- STATED TASK -
Provide an exact copy of the data, excluding the images.

====

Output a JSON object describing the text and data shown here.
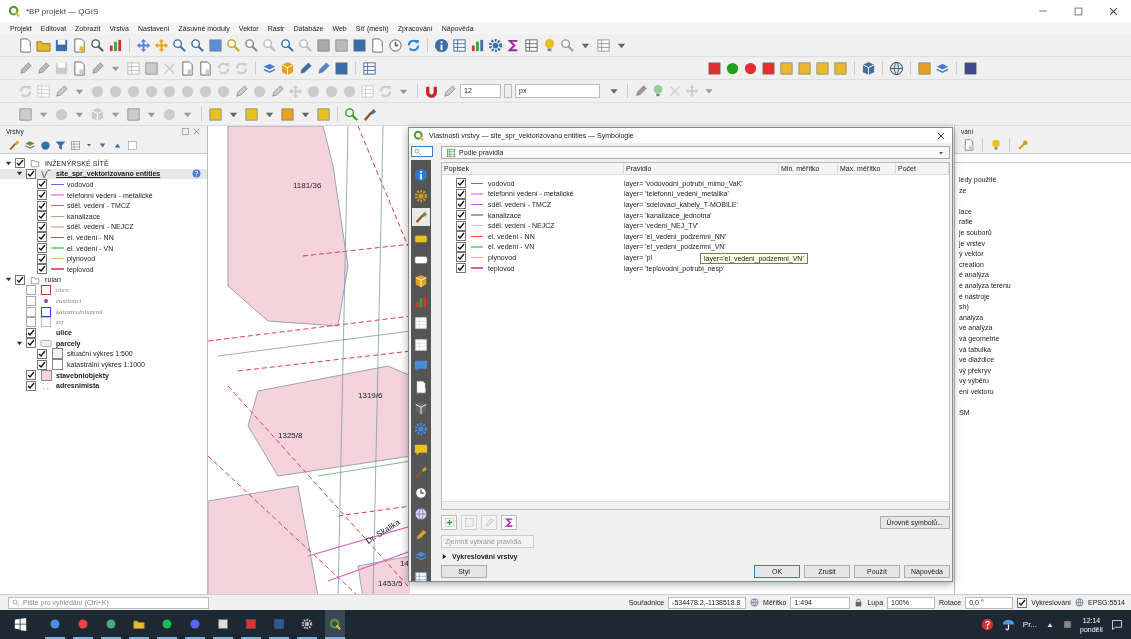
{
  "window": {
    "title": "*BP projekt — QGIS"
  },
  "menu": [
    "Projekt",
    "Editovat",
    "Zobrazit",
    "Vrstva",
    "Nastavení",
    "Zásuvné moduly",
    "Vektor",
    "Rastr",
    "Databáze",
    "Web",
    "Síť (mesh)",
    "Zpracování",
    "Nápověda"
  ],
  "toolbar": {
    "size_value": "12",
    "unit": "px"
  },
  "layers_panel": {
    "title": "Vrstvy",
    "tree": [
      {
        "kind": "group",
        "label": "INŽENÝRSKÉ SÍTĚ",
        "checked": true,
        "expanded": true,
        "selected": false,
        "children": [
          {
            "kind": "vector",
            "label": "site_spr_vektorizovano entities",
            "checked": true,
            "expanded": true,
            "selected": true,
            "children": [
              {
                "kind": "line",
                "label": "vodovod",
                "checked": true,
                "selected": false,
                "color": "#6a6ae0"
              },
              {
                "kind": "line",
                "label": "telefonní vedení - metalické",
                "checked": true,
                "selected": false,
                "color": "#f0a0f0"
              },
              {
                "kind": "line",
                "label": "sděl. vedení - TMCZ",
                "checked": true,
                "selected": false,
                "color": "#b060e0"
              },
              {
                "kind": "line",
                "label": "kanalizace",
                "checked": true,
                "selected": false,
                "color": "#c0a080"
              },
              {
                "kind": "line",
                "label": "sděl. vedení - NEJCZ",
                "checked": true,
                "selected": false,
                "color": "#f0c0c0"
              },
              {
                "kind": "line",
                "label": "el. vedení - NN",
                "checked": true,
                "selected": false,
                "color": "#f04040"
              },
              {
                "kind": "line",
                "label": "el. vedení - VN",
                "checked": true,
                "selected": false,
                "color": "#80e080"
              },
              {
                "kind": "line",
                "label": "plynovod",
                "checked": true,
                "selected": false,
                "color": "#e0c060"
              },
              {
                "kind": "line",
                "label": "teplovod",
                "checked": true,
                "selected": false,
                "color": "#e06080"
              }
            ]
          }
        ]
      },
      {
        "kind": "group",
        "label": "ruian",
        "checked": true,
        "expanded": true,
        "selected": false,
        "children": [
          {
            "kind": "polygon",
            "label": "obce",
            "checked": false,
            "selected": false,
            "color": "#e03030"
          },
          {
            "kind": "point",
            "label": "castiobci",
            "checked": false,
            "selected": false,
            "color": "#9040a0"
          },
          {
            "kind": "polygon",
            "label": "katastralniuzemi",
            "checked": false,
            "selected": false,
            "color": "#3040e0"
          },
          {
            "kind": "polygon",
            "label": "zsj",
            "checked": false,
            "selected": false,
            "color": "#f0b0b0"
          },
          {
            "kind": "plain",
            "label": "ulice",
            "checked": true,
            "selected": false
          },
          {
            "kind": "raster",
            "label": "parcely",
            "checked": true,
            "expanded": true,
            "selected": false,
            "children": [
              {
                "kind": "class",
                "label": "situační výkres 1:500",
                "checked": true,
                "selected": false,
                "color": "#eef4f8"
              },
              {
                "kind": "class",
                "label": "katastrální výkres 1:1000",
                "checked": true,
                "selected": false,
                "color": "#ffffff"
              }
            ]
          },
          {
            "kind": "fill",
            "label": "stavebniobjekty",
            "checked": true,
            "selected": false,
            "color": "#f5d5dd"
          },
          {
            "kind": "points",
            "label": "adresnimista",
            "checked": true,
            "selected": false
          }
        ]
      }
    ]
  },
  "map": {
    "labels": [
      "1181/36",
      "1319/6",
      "1325/8",
      "Dr. Skalika",
      "1453/5",
      "14"
    ]
  },
  "dialog": {
    "title": "Vlastnosti vrstvy — site_spr_vektorizovano entities — Symbologie",
    "side_tabs": [
      {
        "selected": false
      },
      {
        "selected": false
      },
      {
        "selected": true
      },
      {
        "selected": false
      },
      {
        "selected": false
      },
      {
        "selected": false
      },
      {
        "selected": false
      },
      {
        "selected": false
      },
      {
        "selected": false
      },
      {
        "selected": false
      },
      {
        "selected": false
      },
      {
        "selected": false
      },
      {
        "selected": false
      },
      {
        "selected": false
      },
      {
        "selected": false
      },
      {
        "selected": false
      },
      {
        "selected": false
      },
      {
        "selected": false
      },
      {
        "selected": false
      },
      {
        "selected": false
      }
    ],
    "renderer": "Podle pravidla",
    "columns": [
      "Popisek",
      "Pravidlo",
      "Min. měřítko",
      "Max. měřítko",
      "Počet"
    ],
    "rules": [
      {
        "checked": true,
        "color": "#6a6ae0",
        "label": "vodovod",
        "rule": "layer= 'vodovodni_potrubi_mimo_VaK'"
      },
      {
        "checked": true,
        "color": "#f0a0f0",
        "label": "telefonní vedení - metalické",
        "rule": "layer= 'telefonni_vedeni_metalika'"
      },
      {
        "checked": true,
        "color": "#b060e0",
        "label": "sděl. vedení - TMCZ",
        "rule": "layer= 'sdelovaci_kabely_T-MOBILE'"
      },
      {
        "checked": true,
        "color": "#c0a080",
        "label": "kanalizace",
        "rule": "layer= 'kanalizace_jednotna'"
      },
      {
        "checked": true,
        "color": "#f0c0c0",
        "label": "sděl. vedení - NEJCZ",
        "rule": "layer= 'vedeni_NEJ_TV'"
      },
      {
        "checked": true,
        "color": "#f04040",
        "label": "el. vedení - NN",
        "rule": "layer= 'el_vedeni_podzemni_NN'"
      },
      {
        "checked": true,
        "color": "#80e080",
        "label": "el. vedení - VN",
        "rule": "layer= 'el_vedeni_podzemni_VN'"
      },
      {
        "checked": true,
        "color": "#e0c060",
        "label": "plynovod",
        "rule": "layer= 'pl"
      },
      {
        "checked": true,
        "color": "#e06080",
        "label": "teplovod",
        "rule": "layer= 'teplovodni_potrubi_nesp'"
      }
    ],
    "tooltip": "layer='el_vedeni_podzemni_VN'",
    "symbol_levels_button": "Úrovně symbolů...",
    "refine_dropdown": {
      "label": "Zjemnit vybrané pravidla",
      "disabled": true
    },
    "rendering_section": {
      "label": "Vykreslování vrstvy",
      "expanded": false
    },
    "style_button": "Styl",
    "buttons": [
      "OK",
      "Zrušit",
      "Použít",
      "Nápověda"
    ]
  },
  "right_panel": {
    "title": "vání",
    "items": [
      "ledy použité",
      "ze",
      "lace",
      "rafie",
      "je souborů",
      "je vrstev",
      "ý vektor",
      "creation",
      "é analýza",
      "é analýza terénu",
      "é nástroje",
      "sh)",
      "analýza",
      "vé analýza",
      "vá geometrie",
      "vá tabulka",
      "vé dlaždice",
      "vý překryv",
      "vý výběru",
      "ení vektoru",
      "SM"
    ]
  },
  "status_bar": {
    "search_placeholder": "Pište pro vyhledání (Ctrl+K)",
    "coordinate_label": "Souřadnice",
    "coordinate": "-534478.2,-1138518.8",
    "scale_label": "Měřítko",
    "scale": "1:494",
    "magnifier_label": "Lupa",
    "magnifier": "100%",
    "rotation_label": "Rotace",
    "rotation": "0,0 °",
    "render": {
      "label": "Vykreslování",
      "checked": true
    },
    "crs": "EPSG:5514"
  },
  "taskbar": {
    "tray_text": "Pr...",
    "time": "12:14",
    "day": "pondělí"
  }
}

====

- CORRECT RESPONSE -
Output a JSON object describing the text and data shown here.
{
  "window": {
    "title": "*BP projekt — QGIS"
  },
  "menu": [
    "Projekt",
    "Editovat",
    "Zobrazit",
    "Vrstva",
    "Nastavení",
    "Zásuvné moduly",
    "Vektor",
    "Rastr",
    "Databáze",
    "Web",
    "Síť (mesh)",
    "Zpracování",
    "Nápověda"
  ],
  "toolbar": {
    "size_value": "12",
    "unit": "px"
  },
  "layers_panel": {
    "title": "Vrstvy",
    "tree": [
      {
        "kind": "group",
        "label": "INŽENÝRSKÉ SÍTĚ",
        "checked": true,
        "expanded": true,
        "selected": false,
        "children": [
          {
            "kind": "vector",
            "label": "site_spr_vektorizovano entities",
            "checked": true,
            "expanded": true,
            "selected": true,
            "children": [
              {
                "kind": "line",
                "label": "vodovod",
                "checked": true,
                "selected": false,
                "color": "#6a6ae0"
              },
              {
                "kind": "line",
                "label": "telefonní vedení - metalické",
                "checked": true,
                "selected": false,
                "color": "#f0a0f0"
              },
              {
                "kind": "line",
                "label": "sděl. vedení - TMCZ",
                "checked": true,
                "selected": false,
                "color": "#b060e0"
              },
              {
                "kind": "line",
                "label": "kanalizace",
                "checked": true,
                "selected": false,
                "color": "#c0a080"
              },
              {
                "kind": "line",
                "label": "sděl. vedení - NEJCZ",
                "checked": true,
                "selected": false,
                "color": "#f0c0c0"
              },
              {
                "kind": "line",
                "label": "el. vedení - NN",
                "checked": true,
                "selected": false,
                "color": "#f04040"
              },
              {
                "kind": "line",
                "label": "el. vedení - VN",
                "checked": true,
                "selected": false,
                "color": "#80e080"
              },
              {
                "kind": "line",
                "label": "plynovod",
                "checked": true,
                "selected": false,
                "color": "#e0c060"
              },
              {
                "kind": "line",
                "label": "teplovod",
                "checked": true,
                "selected": false,
                "color": "#e06080"
              }
            ]
          }
        ]
      },
      {
        "kind": "group",
        "label": "ruian",
        "checked": true,
        "expanded": true,
        "selected": false,
        "children": [
          {
            "kind": "polygon",
            "label": "obce",
            "checked": false,
            "selected": false,
            "color": "#e03030"
          },
          {
            "kind": "point",
            "label": "castiobci",
            "checked": false,
            "selected": false,
            "color": "#9040a0"
          },
          {
            "kind": "polygon",
            "label": "katastralniuzemi",
            "checked": false,
            "selected": false,
            "color": "#3040e0"
          },
          {
            "kind": "polygon",
            "label": "zsj",
            "checked": false,
            "selected": false,
            "color": "#f0b0b0"
          },
          {
            "kind": "plain",
            "label": "ulice",
            "checked": true,
            "selected": false
          },
          {
            "kind": "raster",
            "label": "parcely",
            "checked": true,
            "expanded": true,
            "selected": false,
            "children": [
              {
                "kind": "class",
                "label": "situační výkres 1:500",
                "checked": true,
                "selected": false,
                "color": "#eef4f8"
              },
              {
                "kind": "class",
                "label": "katastrální výkres 1:1000",
                "checked": true,
                "selected": false,
                "color": "#ffffff"
              }
            ]
          },
          {
            "kind": "fill",
            "label": "stavebniobjekty",
            "checked": true,
            "selected": false,
            "color": "#f5d5dd"
          },
          {
            "kind": "points",
            "label": "adresnimista",
            "checked": true,
            "selected": false
          }
        ]
      }
    ]
  },
  "map": {
    "labels": [
      "1181/36",
      "1319/6",
      "1325/8",
      "Dr. Skalika",
      "1453/5",
      "14"
    ]
  },
  "dialog": {
    "title": "Vlastnosti vrstvy — site_spr_vektorizovano entities — Symbologie",
    "side_tabs": [
      {
        "selected": false
      },
      {
        "selected": false
      },
      {
        "selected": true
      },
      {
        "selected": false
      },
      {
        "selected": false
      },
      {
        "selected": false
      },
      {
        "selected": false
      },
      {
        "selected": false
      },
      {
        "selected": false
      },
      {
        "selected": false
      },
      {
        "selected": false
      },
      {
        "selected": false
      },
      {
        "selected": false
      },
      {
        "selected": false
      },
      {
        "selected": false
      },
      {
        "selected": false
      },
      {
        "selected": false
      },
      {
        "selected": false
      },
      {
        "selected": false
      },
      {
        "selected": false
      }
    ],
    "renderer": "Podle pravidla",
    "columns": [
      "Popisek",
      "Pravidlo",
      "Min. měřítko",
      "Max. měřítko",
      "Počet"
    ],
    "rules": [
      {
        "checked": true,
        "color": "#6a6ae0",
        "label": "vodovod",
        "rule": "layer= 'vodovodni_potrubi_mimo_VaK'"
      },
      {
        "checked": true,
        "color": "#f0a0f0",
        "label": "telefonní vedení - metalické",
        "rule": "layer= 'telefonni_vedeni_metalika'"
      },
      {
        "checked": true,
        "color": "#b060e0",
        "label": "sděl. vedení - TMCZ",
        "rule": "layer= 'sdelovaci_kabely_T-MOBILE'"
      },
      {
        "checked": true,
        "color": "#c0a080",
        "label": "kanalizace",
        "rule": "layer= 'kanalizace_jednotna'"
      },
      {
        "checked": true,
        "color": "#f0c0c0",
        "label": "sděl. vedení - NEJCZ",
        "rule": "layer= 'vedeni_NEJ_TV'"
      },
      {
        "checked": true,
        "color": "#f04040",
        "label": "el. vedení - NN",
        "rule": "layer= 'el_vedeni_podzemni_NN'"
      },
      {
        "checked": true,
        "color": "#80e080",
        "label": "el. vedení - VN",
        "rule": "layer= 'el_vedeni_podzemni_VN'"
      },
      {
        "checked": true,
        "color": "#e0c060",
        "label": "plynovod",
        "rule": "layer= 'pl"
      },
      {
        "checked": true,
        "color": "#e06080",
        "label": "teplovod",
        "rule": "layer= 'teplovodni_potrubi_nesp'"
      }
    ],
    "tooltip": "layer='el_vedeni_podzemni_VN'",
    "symbol_levels_button": "Úrovně symbolů...",
    "refine_dropdown": {
      "label": "Zjemnit vybrané pravidla",
      "disabled": true
    },
    "rendering_section": {
      "label": "Vykreslování vrstvy",
      "expanded": false
    },
    "style_button": "Styl",
    "buttons": [
      "OK",
      "Zrušit",
      "Použít",
      "Nápověda"
    ]
  },
  "right_panel": {
    "title": "vání",
    "items": [
      "ledy použité",
      "ze",
      "lace",
      "rafie",
      "je souborů",
      "je vrstev",
      "ý vektor",
      "creation",
      "é analýza",
      "é analýza terénu",
      "é nástroje",
      "sh)",
      "analýza",
      "vé analýza",
      "vá geometrie",
      "vá tabulka",
      "vé dlaždice",
      "vý překryv",
      "vý výběru",
      "ení vektoru",
      "SM"
    ]
  },
  "status_bar": {
    "search_placeholder": "Pište pro vyhledání (Ctrl+K)",
    "coordinate_label": "Souřadnice",
    "coordinate": "-534478.2,-1138518.8",
    "scale_label": "Měřítko",
    "scale": "1:494",
    "magnifier_label": "Lupa",
    "magnifier": "100%",
    "rotation_label": "Rotace",
    "rotation": "0,0 °",
    "render": {
      "label": "Vykreslování",
      "checked": true
    },
    "crs": "EPSG:5514"
  },
  "taskbar": {
    "tray_text": "Pr...",
    "time": "12:14",
    "day": "pondělí"
  }
}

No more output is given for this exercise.